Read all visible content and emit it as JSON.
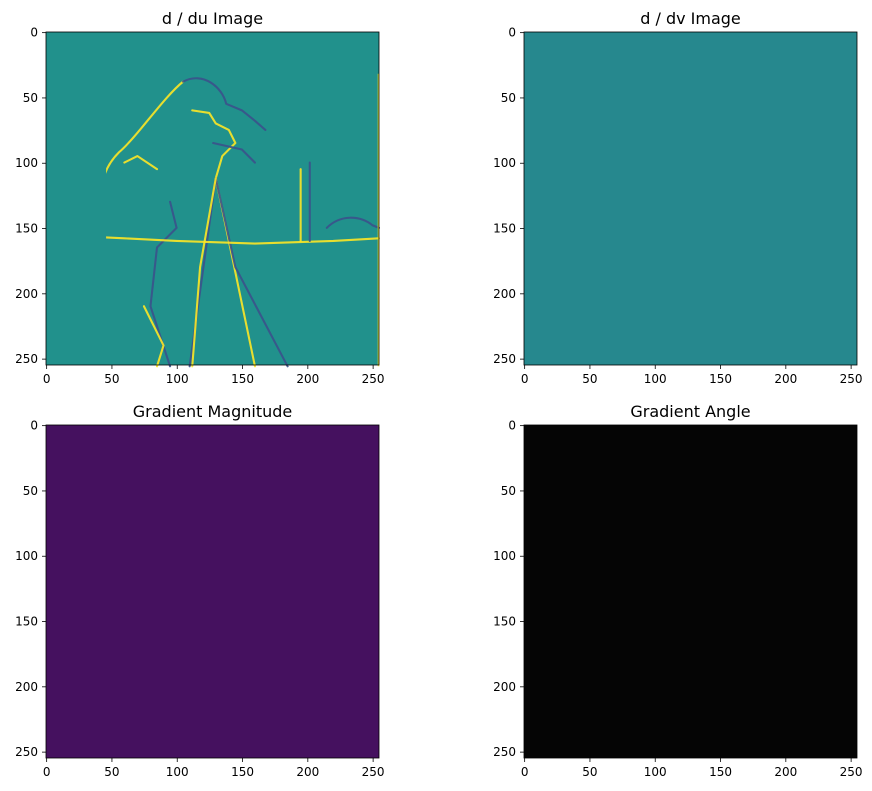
{
  "chart_data": [
    {
      "type": "heatmap",
      "title": "d / du Image",
      "colormap": "viridis",
      "background_color": "#21918c",
      "edge_color_pos": "#fde725",
      "edge_color_neg": "#3b528b",
      "xlim": [
        0,
        255
      ],
      "ylim": [
        255,
        0
      ],
      "xticks": [
        0,
        50,
        100,
        150,
        200,
        250
      ],
      "yticks": [
        0,
        50,
        100,
        150,
        200,
        250
      ],
      "xlabel": "",
      "ylabel": ""
    },
    {
      "type": "heatmap",
      "title": "d / dv Image",
      "colormap": "viridis",
      "background_color": "#26888e",
      "edge_color_pos": "#7ad151",
      "edge_color_neg": "#414487",
      "xlim": [
        0,
        255
      ],
      "ylim": [
        255,
        0
      ],
      "xticks": [
        0,
        50,
        100,
        150,
        200,
        250
      ],
      "yticks": [
        0,
        50,
        100,
        150,
        200,
        250
      ],
      "xlabel": "",
      "ylabel": ""
    },
    {
      "type": "heatmap",
      "title": "Gradient Magnitude",
      "colormap": "viridis",
      "background_color": "#45115f",
      "edge_color_pos": "#35b779",
      "edge_color_neg": "#2a788e",
      "xlim": [
        0,
        255
      ],
      "ylim": [
        255,
        0
      ],
      "xticks": [
        0,
        50,
        100,
        150,
        200,
        250
      ],
      "yticks": [
        0,
        50,
        100,
        150,
        200,
        250
      ],
      "xlabel": "",
      "ylabel": ""
    },
    {
      "type": "heatmap",
      "title": "Gradient Angle",
      "colormap": "hsv",
      "background_color": "#050505",
      "edge_color_pos": "#d4a017",
      "edge_color_neg": "#c01060",
      "xlim": [
        0,
        255
      ],
      "ylim": [
        255,
        0
      ],
      "xticks": [
        0,
        50,
        100,
        150,
        200,
        250
      ],
      "yticks": [
        0,
        50,
        100,
        150,
        200,
        250
      ],
      "xlabel": "",
      "ylabel": ""
    }
  ]
}
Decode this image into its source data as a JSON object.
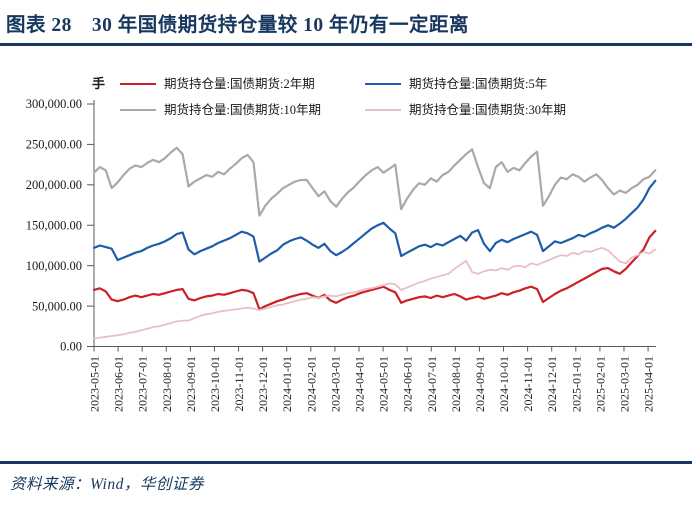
{
  "header": {
    "title": "图表 28　30 年国债期货持仓量较 10 年仍有一定距离"
  },
  "footer": {
    "source": "资料来源：Wind，华创证券"
  },
  "colors": {
    "accent_navy": "#17375e",
    "axis": "#595959",
    "text": "#1a1a1a"
  },
  "chart_data": {
    "type": "line",
    "title": "30 年国债期货持仓量较 10 年仍有一定距离",
    "unit": "手",
    "legend_position": "top",
    "grid": false,
    "ylim": [
      0,
      300000
    ],
    "y_tick_labels": [
      "0.00",
      "50,000.00",
      "100,000.00",
      "150,000.00",
      "200,000.00",
      "250,000.00",
      "300,000.00"
    ],
    "x_tick_labels": [
      "2023-05-01",
      "2023-06-01",
      "2023-07-01",
      "2023-08-01",
      "2023-09-01",
      "2023-10-01",
      "2023-11-01",
      "2023-12-01",
      "2024-01-01",
      "2024-02-01",
      "2024-03-01",
      "2024-04-01",
      "2024-05-01",
      "2024-06-01",
      "2024-07-01",
      "2024-08-01",
      "2024-09-01",
      "2024-10-01",
      "2024-11-01",
      "2024-12-01",
      "2025-01-01",
      "2025-02-01",
      "2025-03-01",
      "2025-04-01"
    ],
    "x_start": "2023-05-01",
    "x_end": "2025-04-15",
    "sampling": "approx. weekly (4 points per month), values estimated from plot",
    "values_scale": 1000,
    "values_note": "multiply each value by values_scale to get open interest in 手 (lots)",
    "series": [
      {
        "name": "期货持仓量:国债期货:2年期",
        "color": "#cc2027",
        "width": 2.2,
        "values": [
          70,
          72,
          68,
          58,
          56,
          58,
          61,
          63,
          61,
          63,
          65,
          64,
          66,
          68,
          70,
          71,
          59,
          57,
          60,
          62,
          63,
          65,
          64,
          66,
          68,
          70,
          69,
          66,
          46,
          50,
          53,
          56,
          58,
          61,
          63,
          65,
          66,
          63,
          60,
          64,
          57,
          54,
          58,
          61,
          63,
          66,
          68,
          70,
          72,
          74,
          70,
          67,
          54,
          57,
          59,
          61,
          62,
          60,
          63,
          61,
          63,
          65,
          62,
          58,
          60,
          62,
          59,
          61,
          63,
          66,
          64,
          67,
          69,
          72,
          74,
          71,
          55,
          60,
          65,
          69,
          72,
          76,
          80,
          84,
          88,
          92,
          96,
          97,
          93,
          90,
          96,
          104,
          112,
          120,
          135,
          143
        ]
      },
      {
        "name": "期货持仓量:国债期货:5年",
        "color": "#1f5ca9",
        "width": 2.2,
        "values": [
          122,
          125,
          123,
          121,
          107,
          110,
          113,
          116,
          118,
          122,
          125,
          127,
          130,
          134,
          139,
          141,
          120,
          114,
          118,
          121,
          124,
          128,
          131,
          134,
          138,
          142,
          140,
          136,
          105,
          110,
          115,
          119,
          126,
          130,
          133,
          135,
          131,
          126,
          122,
          127,
          118,
          113,
          117,
          122,
          128,
          134,
          140,
          146,
          150,
          153,
          146,
          140,
          112,
          116,
          120,
          124,
          126,
          123,
          127,
          125,
          129,
          133,
          137,
          131,
          141,
          144,
          127,
          118,
          128,
          132,
          129,
          133,
          136,
          139,
          142,
          138,
          118,
          124,
          130,
          128,
          131,
          134,
          138,
          136,
          140,
          143,
          147,
          150,
          147,
          152,
          158,
          165,
          172,
          182,
          196,
          205
        ]
      },
      {
        "name": "期货持仓量:国债期货:10年期",
        "color": "#a9a9a9",
        "width": 2.2,
        "values": [
          215,
          222,
          218,
          196,
          203,
          212,
          220,
          224,
          222,
          227,
          231,
          228,
          233,
          240,
          246,
          238,
          198,
          204,
          208,
          212,
          210,
          216,
          213,
          220,
          226,
          233,
          237,
          228,
          162,
          174,
          183,
          189,
          196,
          200,
          204,
          206,
          206,
          196,
          186,
          192,
          180,
          173,
          183,
          191,
          197,
          205,
          212,
          218,
          222,
          215,
          220,
          225,
          170,
          183,
          194,
          202,
          200,
          208,
          204,
          212,
          216,
          224,
          231,
          238,
          244,
          222,
          202,
          196,
          222,
          228,
          216,
          221,
          218,
          227,
          235,
          241,
          174,
          186,
          200,
          209,
          207,
          213,
          210,
          204,
          209,
          213,
          206,
          196,
          188,
          193,
          190,
          196,
          200,
          207,
          210,
          218
        ]
      },
      {
        "name": "期货持仓量:国债期货:30年期",
        "color": "#e9bfc4",
        "width": 1.8,
        "values": [
          10,
          11,
          12,
          13,
          14,
          15,
          17,
          18,
          20,
          22,
          24,
          25,
          27,
          29,
          31,
          32,
          32,
          35,
          38,
          40,
          41,
          43,
          44,
          45,
          46,
          47,
          48,
          47,
          45,
          47,
          49,
          51,
          52,
          54,
          56,
          58,
          59,
          61,
          60,
          62,
          63,
          62,
          64,
          66,
          67,
          69,
          71,
          72,
          74,
          76,
          78,
          77,
          70,
          73,
          76,
          79,
          81,
          84,
          86,
          88,
          90,
          96,
          101,
          106,
          92,
          90,
          93,
          95,
          94,
          97,
          95,
          99,
          100,
          98,
          103,
          101,
          104,
          107,
          110,
          113,
          112,
          116,
          114,
          118,
          117,
          120,
          122,
          119,
          112,
          105,
          103,
          110,
          113,
          117,
          115,
          120
        ]
      }
    ]
  }
}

◆ ◆ ◆ ◆ ◆ ◆ ◆

* Problem details *
Show every line of the listing in which the string "title" can be found.

* Solution *
      "title": "d / du Image",
      "title": "d / dv Image",
      "title": "Gradient Magnitude",
      "title": "Gradient Angle",
    "title": "图表 28　30 年国债期货持仓量较 10 年仍有一定距离"
    "title": "30 年国债期货持仓量较 10 年仍有一定距离",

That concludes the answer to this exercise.